Direction –
Could you print the lines below word for word, leaving out the pictures?

============================================================

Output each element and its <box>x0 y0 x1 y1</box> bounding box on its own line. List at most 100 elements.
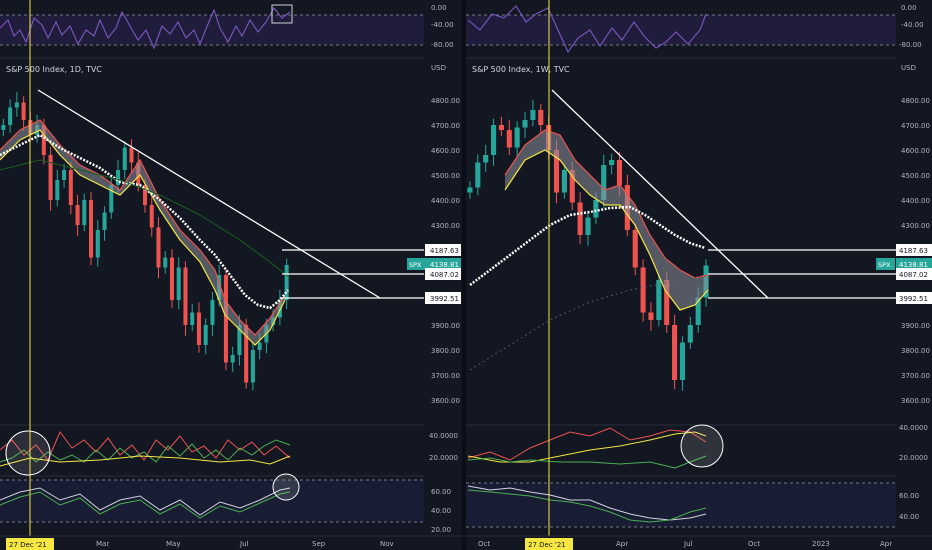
ema-yellow-daily <box>0 129 286 346</box>
candle <box>506 130 512 148</box>
pane-weekly: S&P 500 Index, 1W, TVC <box>466 0 896 536</box>
price-tick: 4700.00 <box>901 122 930 130</box>
candle <box>475 162 481 188</box>
candle <box>75 205 80 225</box>
price-tick: 4400.00 <box>901 197 930 205</box>
sma-dotted-weekly <box>469 275 709 371</box>
candle <box>156 227 161 268</box>
price-tick: 4800.00 <box>901 97 930 105</box>
level-label: 4187.63 <box>430 247 459 255</box>
level-labels-daily: 4187.63 SPX 4138.81 4087.02 3992.51 <box>407 244 461 304</box>
candle <box>687 325 693 343</box>
price-tick: 4600.00 <box>431 147 460 155</box>
candle <box>490 125 497 155</box>
candle <box>89 200 94 258</box>
spx-ticker: SPX <box>409 261 422 269</box>
adx-yellow-daily <box>0 455 291 467</box>
spx-ticker-badge-daily <box>407 258 425 270</box>
candle <box>223 275 228 363</box>
price-tick: 3700.00 <box>431 372 460 380</box>
price-tick: 4700.00 <box>431 122 460 130</box>
candle <box>616 160 623 185</box>
highlight-circle-weekly-dmi <box>680 424 724 468</box>
candle <box>210 300 215 325</box>
price-tick: 4300.00 <box>431 222 460 230</box>
candle <box>498 125 504 130</box>
level-label: 4087.02 <box>430 271 459 279</box>
date-badge-label: 27 Dec '21 <box>528 541 566 549</box>
rsi-line-weekly <box>467 5 707 54</box>
osc-tick: 60.00 <box>431 488 451 496</box>
candle <box>257 342 262 350</box>
rsi-tick: 0.00 <box>431 4 447 12</box>
pane-divider <box>462 0 466 550</box>
price-tick: 4500.00 <box>901 172 930 180</box>
candle <box>569 170 575 203</box>
price-tick: 3800.00 <box>431 347 460 355</box>
price-tick: 4800.00 <box>431 97 460 105</box>
level-label: 3992.51 <box>430 295 459 303</box>
price-tick: 3900.00 <box>901 322 930 330</box>
ema-ribbon-weekly <box>505 130 708 310</box>
price-tick: 3600.00 <box>431 397 460 405</box>
candle <box>483 155 489 163</box>
candle <box>679 342 686 380</box>
highlight-circle-daily-osc <box>272 473 300 501</box>
highlight-circle-daily-dmi <box>5 430 51 476</box>
candle <box>129 147 134 163</box>
candle <box>593 200 599 218</box>
candle <box>196 312 201 345</box>
osc-tick: 20.00 <box>431 526 451 534</box>
pane-title-weekly: S&P 500 Index, 1W, TVC <box>472 65 570 74</box>
candle <box>149 205 154 228</box>
spx-price: 4138.81 <box>430 261 459 269</box>
spx-ticker-badge-weekly <box>876 258 895 270</box>
date-badge-weekly <box>525 538 573 550</box>
price-tick: 3900.00 <box>431 322 460 330</box>
time-label: Apr <box>616 540 628 548</box>
spx-price: 4138.81 <box>899 261 928 269</box>
rsi-highlight-box <box>271 4 293 24</box>
rsi-tick: -80.00 <box>431 41 454 49</box>
candle <box>62 170 67 180</box>
candle <box>190 312 195 325</box>
candle <box>695 297 701 325</box>
candle <box>48 155 53 200</box>
candle <box>467 187 473 193</box>
rsi-tick: -80.00 <box>899 41 922 49</box>
candle <box>14 102 19 108</box>
price-tick: 4400.00 <box>431 197 460 205</box>
ema-red-weekly <box>504 129 709 279</box>
osc-green-weekly <box>467 489 707 523</box>
candle <box>553 150 560 193</box>
pane-daily: S&P 500 Index, 1D, TVC <box>0 0 424 536</box>
osc-white-daily <box>0 487 291 516</box>
candle <box>522 120 528 128</box>
time-label: 2023 <box>812 540 830 548</box>
price-tick: 4500.00 <box>431 172 460 180</box>
candle <box>102 212 107 230</box>
dmi-tick: 20.0000 <box>899 454 928 462</box>
candle <box>538 110 544 125</box>
candle <box>203 325 208 345</box>
sma-white-weekly <box>469 205 706 286</box>
level-label: 4087.02 <box>899 271 928 279</box>
level-label: 4187.63 <box>899 247 928 255</box>
rsi-tick: 0.00 <box>901 4 917 12</box>
spx-ticker: SPX <box>878 261 891 269</box>
candle <box>648 312 654 320</box>
date-badge-label: 27 Dec '21 <box>9 541 47 549</box>
unit-label-daily: USD <box>431 64 446 72</box>
unit-label-weekly: USD <box>901 64 916 72</box>
candle <box>169 257 174 300</box>
candle <box>244 325 249 383</box>
rsi-line-daily <box>0 7 291 50</box>
dmi-red-weekly <box>467 427 707 461</box>
candle <box>55 180 60 200</box>
dmi-tick: 20.0000 <box>429 454 458 462</box>
time-axis-weekly: Oct 27 Dec '21 Apr Jul Oct 2023 Apr <box>478 538 892 550</box>
rsi-band-daily <box>0 15 424 45</box>
candle <box>1 125 6 130</box>
candle <box>672 325 678 380</box>
time-axis-daily: 27 Dec '21 Mar May Jul Sep Nov <box>6 538 394 550</box>
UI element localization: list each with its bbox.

============================================================

Task response –
Output each element and its <box>x0 y0 x1 y1</box> bounding box on its own line. List at most 100 elements.
ema-yellow-daily <box>0 129 286 346</box>
candle <box>506 130 512 148</box>
pane-weekly: S&P 500 Index, 1W, TVC <box>466 0 896 536</box>
price-tick: 4700.00 <box>901 122 930 130</box>
candle <box>475 162 481 188</box>
candle <box>75 205 80 225</box>
price-tick: 4400.00 <box>901 197 930 205</box>
sma-dotted-weekly <box>469 275 709 371</box>
candle <box>156 227 161 268</box>
price-tick: 4800.00 <box>901 97 930 105</box>
level-label: 4187.63 <box>430 247 459 255</box>
level-labels-daily: 4187.63 SPX 4138.81 4087.02 3992.51 <box>407 244 461 304</box>
candle <box>687 325 693 343</box>
price-tick: 4600.00 <box>431 147 460 155</box>
candle <box>490 125 497 155</box>
candle <box>89 200 94 258</box>
spx-ticker: SPX <box>409 261 422 269</box>
adx-yellow-daily <box>0 455 291 467</box>
spx-ticker-badge-daily <box>407 258 425 270</box>
candle <box>223 275 228 363</box>
price-tick: 3700.00 <box>431 372 460 380</box>
price-tick: 4700.00 <box>431 122 460 130</box>
candle <box>616 160 623 185</box>
highlight-circle-weekly-dmi <box>680 424 724 468</box>
candle <box>210 300 215 325</box>
price-tick: 4300.00 <box>431 222 460 230</box>
candle <box>498 125 504 130</box>
level-label: 4087.02 <box>430 271 459 279</box>
date-badge-label: 27 Dec '21 <box>528 541 566 549</box>
rsi-line-weekly <box>467 5 707 54</box>
osc-tick: 60.00 <box>431 488 451 496</box>
candle <box>257 342 262 350</box>
rsi-tick: 0.00 <box>431 4 447 12</box>
pane-divider <box>462 0 466 550</box>
price-tick: 4500.00 <box>901 172 930 180</box>
candle <box>569 170 575 203</box>
price-tick: 3800.00 <box>431 347 460 355</box>
price-tick: 4800.00 <box>431 97 460 105</box>
level-label: 3992.51 <box>430 295 459 303</box>
price-tick: 3900.00 <box>901 322 930 330</box>
ema-ribbon-weekly <box>505 130 708 310</box>
price-tick: 3600.00 <box>431 397 460 405</box>
candle <box>483 155 489 163</box>
candle <box>679 342 686 380</box>
highlight-circle-daily-osc <box>272 473 300 501</box>
highlight-circle-daily-dmi <box>5 430 51 476</box>
candle <box>129 147 134 163</box>
candle <box>593 200 599 218</box>
candle <box>196 312 201 345</box>
osc-tick: 20.00 <box>431 526 451 534</box>
pane-title-weekly: S&P 500 Index, 1W, TVC <box>472 65 570 74</box>
candle <box>149 205 154 228</box>
spx-price: 4138.81 <box>430 261 459 269</box>
spx-ticker-badge-weekly <box>876 258 895 270</box>
date-badge-weekly <box>525 538 573 550</box>
price-tick: 3900.00 <box>431 322 460 330</box>
time-label: Apr <box>616 540 628 548</box>
spx-price: 4138.81 <box>899 261 928 269</box>
rsi-highlight-box <box>271 4 293 24</box>
rsi-tick: -80.00 <box>431 41 454 49</box>
candle <box>62 170 67 180</box>
candle <box>190 312 195 325</box>
candle <box>695 297 701 325</box>
candle <box>48 155 53 200</box>
candle <box>467 187 473 193</box>
rsi-tick: -80.00 <box>899 41 922 49</box>
candle <box>14 102 19 108</box>
price-tick: 4400.00 <box>431 197 460 205</box>
ema-red-weekly <box>504 129 709 279</box>
osc-green-weekly <box>467 489 707 523</box>
candle <box>553 150 560 193</box>
pane-daily: S&P 500 Index, 1D, TVC <box>0 0 424 536</box>
osc-white-daily <box>0 487 291 516</box>
candle <box>522 120 528 128</box>
time-label: 2023 <box>812 540 830 548</box>
price-tick: 4500.00 <box>431 172 460 180</box>
candle <box>102 212 107 230</box>
dmi-tick: 20.0000 <box>899 454 928 462</box>
candle <box>538 110 544 125</box>
candle <box>203 325 208 345</box>
sma-white-weekly <box>469 205 706 286</box>
level-label: 4087.02 <box>899 271 928 279</box>
level-label: 4187.63 <box>899 247 928 255</box>
rsi-tick: 0.00 <box>901 4 917 12</box>
spx-ticker: SPX <box>878 261 891 269</box>
candle <box>648 312 654 320</box>
date-badge-label: 27 Dec '21 <box>9 541 47 549</box>
unit-label-daily: USD <box>431 64 446 72</box>
unit-label-weekly: USD <box>901 64 916 72</box>
candle <box>169 257 174 300</box>
candle <box>244 325 249 383</box>
rsi-line-daily <box>0 7 291 50</box>
dmi-red-weekly <box>467 427 707 461</box>
candle <box>55 180 60 200</box>
dmi-tick: 20.0000 <box>429 454 458 462</box>
time-axis-weekly: Oct 27 Dec '21 Apr Jul Oct 2023 Apr <box>478 538 892 550</box>
rsi-band-daily <box>0 15 424 45</box>
candle <box>1 125 6 130</box>
candle <box>672 325 678 380</box>
time-axis-daily: 27 Dec '21 Mar May Jul Sep Nov <box>6 538 394 550</box>
UI element localization: list each with its bbox.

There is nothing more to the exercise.